» GIVEN TASK
In the entries below, find the line containing "Enumerate this screenshot's". Copy it and all lines after it, exactly, through the end.

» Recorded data
........
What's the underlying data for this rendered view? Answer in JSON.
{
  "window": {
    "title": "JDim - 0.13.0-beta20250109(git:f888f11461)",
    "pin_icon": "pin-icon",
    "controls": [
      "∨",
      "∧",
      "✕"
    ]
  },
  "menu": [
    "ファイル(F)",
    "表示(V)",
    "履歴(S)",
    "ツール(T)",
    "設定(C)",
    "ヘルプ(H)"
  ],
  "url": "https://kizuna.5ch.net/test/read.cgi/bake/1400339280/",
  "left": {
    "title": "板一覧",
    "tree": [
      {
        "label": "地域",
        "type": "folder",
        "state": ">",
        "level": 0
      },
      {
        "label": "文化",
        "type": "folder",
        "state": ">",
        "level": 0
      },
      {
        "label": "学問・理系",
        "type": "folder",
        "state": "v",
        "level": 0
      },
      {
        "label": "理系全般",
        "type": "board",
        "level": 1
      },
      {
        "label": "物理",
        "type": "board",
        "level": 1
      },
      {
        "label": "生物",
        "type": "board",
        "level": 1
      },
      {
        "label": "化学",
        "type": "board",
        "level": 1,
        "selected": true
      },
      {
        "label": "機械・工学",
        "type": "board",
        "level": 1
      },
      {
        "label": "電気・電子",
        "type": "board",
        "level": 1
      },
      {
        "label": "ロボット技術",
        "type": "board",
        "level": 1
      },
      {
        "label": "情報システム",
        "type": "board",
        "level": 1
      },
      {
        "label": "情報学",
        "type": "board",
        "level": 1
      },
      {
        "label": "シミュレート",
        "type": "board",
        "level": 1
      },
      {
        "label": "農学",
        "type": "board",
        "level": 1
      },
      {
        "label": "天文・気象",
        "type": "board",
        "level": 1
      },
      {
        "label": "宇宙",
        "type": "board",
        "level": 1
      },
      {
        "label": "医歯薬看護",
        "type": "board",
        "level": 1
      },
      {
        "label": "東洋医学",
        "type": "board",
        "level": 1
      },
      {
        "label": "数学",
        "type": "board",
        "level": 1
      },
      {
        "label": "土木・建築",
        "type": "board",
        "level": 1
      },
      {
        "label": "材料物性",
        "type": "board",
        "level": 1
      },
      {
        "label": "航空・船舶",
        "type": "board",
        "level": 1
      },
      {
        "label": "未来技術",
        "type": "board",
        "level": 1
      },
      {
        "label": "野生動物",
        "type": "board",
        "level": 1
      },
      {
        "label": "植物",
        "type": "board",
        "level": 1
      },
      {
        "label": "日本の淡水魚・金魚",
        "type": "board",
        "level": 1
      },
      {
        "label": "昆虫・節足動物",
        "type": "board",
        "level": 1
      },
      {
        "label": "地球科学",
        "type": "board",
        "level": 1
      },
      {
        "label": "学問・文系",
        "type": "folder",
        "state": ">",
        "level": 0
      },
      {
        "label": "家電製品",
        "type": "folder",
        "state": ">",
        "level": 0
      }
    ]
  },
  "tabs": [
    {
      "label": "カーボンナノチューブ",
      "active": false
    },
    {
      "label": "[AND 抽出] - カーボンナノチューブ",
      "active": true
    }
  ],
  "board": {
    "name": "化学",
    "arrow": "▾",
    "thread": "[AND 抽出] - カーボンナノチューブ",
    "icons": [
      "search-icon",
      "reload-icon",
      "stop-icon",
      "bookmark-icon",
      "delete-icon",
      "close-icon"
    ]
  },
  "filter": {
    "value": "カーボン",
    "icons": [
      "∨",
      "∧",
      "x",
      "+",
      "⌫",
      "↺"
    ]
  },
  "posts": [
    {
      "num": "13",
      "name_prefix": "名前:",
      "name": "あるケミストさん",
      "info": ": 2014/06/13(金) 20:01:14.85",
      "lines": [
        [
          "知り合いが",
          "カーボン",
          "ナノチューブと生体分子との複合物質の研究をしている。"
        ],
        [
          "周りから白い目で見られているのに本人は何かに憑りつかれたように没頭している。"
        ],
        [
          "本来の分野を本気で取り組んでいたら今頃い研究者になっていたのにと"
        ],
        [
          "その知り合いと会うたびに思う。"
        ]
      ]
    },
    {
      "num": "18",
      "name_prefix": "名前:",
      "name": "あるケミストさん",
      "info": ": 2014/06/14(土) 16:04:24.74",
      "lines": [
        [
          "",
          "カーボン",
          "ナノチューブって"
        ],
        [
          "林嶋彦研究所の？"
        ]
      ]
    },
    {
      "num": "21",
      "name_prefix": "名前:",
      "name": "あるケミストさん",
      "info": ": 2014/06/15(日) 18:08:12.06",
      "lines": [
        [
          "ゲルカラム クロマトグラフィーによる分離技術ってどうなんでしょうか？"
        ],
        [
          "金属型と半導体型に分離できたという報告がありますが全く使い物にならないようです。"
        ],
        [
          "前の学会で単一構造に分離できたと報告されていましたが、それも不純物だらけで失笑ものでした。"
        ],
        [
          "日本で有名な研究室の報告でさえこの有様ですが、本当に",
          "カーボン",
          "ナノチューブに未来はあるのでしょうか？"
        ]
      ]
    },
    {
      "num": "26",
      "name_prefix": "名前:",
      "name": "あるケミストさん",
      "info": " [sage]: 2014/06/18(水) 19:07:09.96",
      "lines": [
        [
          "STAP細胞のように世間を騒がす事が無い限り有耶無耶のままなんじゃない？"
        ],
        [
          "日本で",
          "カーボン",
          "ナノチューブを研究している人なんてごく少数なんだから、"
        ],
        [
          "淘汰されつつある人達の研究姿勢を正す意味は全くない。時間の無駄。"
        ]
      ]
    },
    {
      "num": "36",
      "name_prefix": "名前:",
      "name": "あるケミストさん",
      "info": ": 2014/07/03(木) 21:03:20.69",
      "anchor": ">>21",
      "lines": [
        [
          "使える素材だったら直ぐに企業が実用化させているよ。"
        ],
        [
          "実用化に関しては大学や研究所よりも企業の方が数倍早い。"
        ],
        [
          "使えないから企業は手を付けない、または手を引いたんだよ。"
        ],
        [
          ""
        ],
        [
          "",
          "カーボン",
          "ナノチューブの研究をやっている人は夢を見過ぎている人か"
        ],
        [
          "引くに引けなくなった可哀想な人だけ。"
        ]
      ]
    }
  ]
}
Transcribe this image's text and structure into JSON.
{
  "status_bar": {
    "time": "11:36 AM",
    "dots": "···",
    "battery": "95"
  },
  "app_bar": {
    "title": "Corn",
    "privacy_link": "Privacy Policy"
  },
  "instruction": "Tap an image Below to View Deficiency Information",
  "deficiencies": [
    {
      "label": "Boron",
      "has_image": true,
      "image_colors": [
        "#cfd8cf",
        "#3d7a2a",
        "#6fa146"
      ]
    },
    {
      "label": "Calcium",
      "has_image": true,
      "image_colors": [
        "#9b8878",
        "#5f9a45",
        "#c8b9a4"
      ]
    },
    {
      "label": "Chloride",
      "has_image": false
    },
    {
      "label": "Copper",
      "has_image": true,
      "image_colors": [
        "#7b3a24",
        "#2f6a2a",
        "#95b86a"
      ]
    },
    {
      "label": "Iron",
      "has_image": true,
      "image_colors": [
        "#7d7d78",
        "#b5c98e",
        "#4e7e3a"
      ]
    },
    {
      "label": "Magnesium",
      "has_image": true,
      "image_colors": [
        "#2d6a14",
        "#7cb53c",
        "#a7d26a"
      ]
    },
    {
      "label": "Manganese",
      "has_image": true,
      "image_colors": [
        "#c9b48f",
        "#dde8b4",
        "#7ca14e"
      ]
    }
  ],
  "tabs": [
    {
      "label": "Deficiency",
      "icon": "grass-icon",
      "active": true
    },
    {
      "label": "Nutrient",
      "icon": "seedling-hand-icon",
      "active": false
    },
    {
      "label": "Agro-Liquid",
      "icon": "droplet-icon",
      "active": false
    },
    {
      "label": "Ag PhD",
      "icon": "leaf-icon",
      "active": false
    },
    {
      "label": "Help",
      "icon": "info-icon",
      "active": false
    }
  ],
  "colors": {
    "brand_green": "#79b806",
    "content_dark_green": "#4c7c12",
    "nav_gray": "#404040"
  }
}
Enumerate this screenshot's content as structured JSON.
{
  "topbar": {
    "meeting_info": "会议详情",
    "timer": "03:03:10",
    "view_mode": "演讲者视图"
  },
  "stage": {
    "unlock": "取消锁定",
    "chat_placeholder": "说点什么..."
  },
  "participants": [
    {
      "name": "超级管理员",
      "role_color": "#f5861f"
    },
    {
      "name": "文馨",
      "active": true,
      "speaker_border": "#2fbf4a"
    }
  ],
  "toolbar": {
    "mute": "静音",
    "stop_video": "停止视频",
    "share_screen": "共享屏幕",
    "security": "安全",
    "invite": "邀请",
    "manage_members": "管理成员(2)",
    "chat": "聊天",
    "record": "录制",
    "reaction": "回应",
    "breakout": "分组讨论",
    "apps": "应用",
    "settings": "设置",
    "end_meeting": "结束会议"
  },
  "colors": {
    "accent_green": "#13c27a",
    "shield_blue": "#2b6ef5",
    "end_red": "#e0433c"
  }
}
........
» ANSWER TO THIS TASK
Enumerate this screenshot's content as structured JSON.
{
  "topbar": {
    "meeting_info": "会议详情",
    "timer": "03:03:10",
    "view_mode": "演讲者视图"
  },
  "stage": {
    "unlock": "取消锁定",
    "chat_placeholder": "说点什么..."
  },
  "participants": [
    {
      "name": "超级管理员",
      "role_color": "#f5861f"
    },
    {
      "name": "文馨",
      "active": true,
      "speaker_border": "#2fbf4a"
    }
  ],
  "toolbar": {
    "mute": "静音",
    "stop_video": "停止视频",
    "share_screen": "共享屏幕",
    "security": "安全",
    "invite": "邀请",
    "manage_members": "管理成员(2)",
    "chat": "聊天",
    "record": "录制",
    "reaction": "回应",
    "breakout": "分组讨论",
    "apps": "应用",
    "settings": "设置",
    "end_meeting": "结束会议"
  },
  "colors": {
    "accent_green": "#13c27a",
    "shield_blue": "#2b6ef5",
    "end_red": "#e0433c"
  }
}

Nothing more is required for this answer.